▶ Excerpt provided:
★ ★ ★ ★ ★ ★ ★

General MIDI's Percussion Key Map specifies the percussion sound that a given note triggers. MIDI note numbers shown in parentheses next to their corresponding keyboard note.

In GM standard MIDI files, channel 10 is reserved for percussion instruments only. Notes recorded on channel 10 always produce percussion sounds when transmitted to a keyboard or synth module which uses the GM standard. Each distinct note number specifies a unique percussive instrument, rather than the sound's pitch.

If a MIDI file is programmed to the General MIDI protocol, then the results are predictable, but timbre and sound fidelity may vary depending on the quality of the GM synthesizer. The General MIDI standard includes 47 percussive sounds, using note numbers 35-81 (of the possible 128 numbers from 0–127), as follows:

- 35 Acoustic Bass Drum or Low Bass Drum (B1)
- 36 Electric Bass Drum or High Bass Drum (C2)
- 37 Side Stick (C#2)
- 38 Acoustic Snare (D2)
- 39 Hand Clap (Eb2)
- 40 Electric Snare or Rimshot (E2)
- 41 Low Floor Tom (F2)
- 42 Closed Hi-hat(F#2)
- 43 High Floor Tom(G2)
- 44 Pedal Hi-hat (Ab2)
- 45 Low Tom (A2)
- 46 Open Hi-hat (Bb2)
- 47 Low-Mid Tom (B2)
- 48 High-Mid Tom (C3)
- 49 Crash Cymbal 1 (C#3)
- 50 High Tom (D3)
- 51 Ride Cymbal 1 (Eb3)
- 52 Chinese Cymbal (E3)
- 53 Ride Bell (F3)
- 54 Tambourine (F#3)
- 55 Splash Cymbal (G3)
- 56 Cowbell (Ab3)
- 57 Crash Cymbal 2 (A3)
- 58 Vibraslap (Bb3)
- 59 Ride Cymbal 2 (B3)
- 60 High Bongo (C4 - middle C)
- 61 Low Bongo (C#4)
- 62 Mute High Conga (D4)
- 63 Open High Conga (Eb4)
- 64 Low Conga (E4)
- 65 High Timbale (F4)
- 66 Low Timbale (F#4)
- 67 High Agogô (G4)
- 68 Low Agogô (Ab4)
- 69 Cabasa (A4)
- 70 Maracas (Bb4)
- 71 Short Whistle (B4)
- 72 Long Whistle (C5)
- 73 Short Güiro (C#5)
- 74 Long Güiro (D5)
- 75 Claves (Eb5)
- 76 High Woodblock (E5)
- 77 Low Woodblock (F5)
- 78 Mute Cuíca (F#5)
- 79 Open Cuíca (G5)
- 80 Mute Triangle (Ab5)
- 81 Open Triangle (A5)

The standard does not specify program change numbers for different drum sets.

★ ★ ★ ★ ★ ★ ★

▶ Prompt A:
According to the MIDI percussion text, which channel is reserved for percussion instruments in GM standard MIDI files?
The entries that follow are unrelated to the MIDI percussion text.

★ ★ ★ ★ ★ ★ ★

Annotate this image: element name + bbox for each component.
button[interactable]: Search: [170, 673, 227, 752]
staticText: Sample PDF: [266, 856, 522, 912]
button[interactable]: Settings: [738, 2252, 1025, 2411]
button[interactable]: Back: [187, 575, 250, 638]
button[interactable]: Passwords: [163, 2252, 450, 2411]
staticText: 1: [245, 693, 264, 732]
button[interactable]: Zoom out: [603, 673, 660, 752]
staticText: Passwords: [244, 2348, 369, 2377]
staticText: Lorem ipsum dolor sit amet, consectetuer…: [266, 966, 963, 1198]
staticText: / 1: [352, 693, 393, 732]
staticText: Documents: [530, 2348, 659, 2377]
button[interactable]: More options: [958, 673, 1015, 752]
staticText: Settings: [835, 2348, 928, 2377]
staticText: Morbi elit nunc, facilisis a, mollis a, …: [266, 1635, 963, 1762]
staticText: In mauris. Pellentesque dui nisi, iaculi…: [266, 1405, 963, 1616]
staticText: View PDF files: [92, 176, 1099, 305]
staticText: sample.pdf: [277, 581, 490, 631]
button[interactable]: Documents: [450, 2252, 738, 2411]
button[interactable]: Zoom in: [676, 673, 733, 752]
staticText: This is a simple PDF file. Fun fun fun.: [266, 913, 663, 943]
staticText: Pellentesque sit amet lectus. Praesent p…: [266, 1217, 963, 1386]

★ ★ ★ ★ ★ ★ ★

▶ Prompt B:
Rewrite all the lines of the entries above, replacing "staticText" with "textLabel" wherever it occurs and keeping everything else the same.

▶ Task output A:
Channel 10

▶ Task output B:
Annotate this image: element name + bbox for each component.
button[interactable]: Search: [170, 673, 227, 752]
textLabel: Sample PDF: [266, 856, 522, 912]
button[interactable]: Settings: [738, 2252, 1025, 2411]
button[interactable]: Back: [187, 575, 250, 638]
button[interactable]: Passwords: [163, 2252, 450, 2411]
textLabel: 1: [245, 693, 264, 732]
button[interactable]: Zoom out: [603, 673, 660, 752]
textLabel: Passwords: [244, 2348, 369, 2377]
textLabel: Lorem ipsum dolor sit amet, consectetuer…: [266, 966, 963, 1198]
textLabel: / 1: [352, 693, 393, 732]
textLabel: Documents: [530, 2348, 659, 2377]
button[interactable]: More options: [958, 673, 1015, 752]
textLabel: Settings: [835, 2348, 928, 2377]
textLabel: Morbi elit nunc, facilisis a, mollis a, …: [266, 1635, 963, 1762]
textLabel: In mauris. Pellentesque dui nisi, iaculi…: [266, 1405, 963, 1616]
textLabel: View PDF files: [92, 176, 1099, 305]
textLabel: sample.pdf: [277, 581, 490, 631]
button[interactable]: Documents: [450, 2252, 738, 2411]
button[interactable]: Zoom in: [676, 673, 733, 752]
textLabel: This is a simple PDF file. Fun fun fun.: [266, 913, 663, 943]
textLabel: Pellentesque sit amet lectus. Praesent p…: [266, 1217, 963, 1386]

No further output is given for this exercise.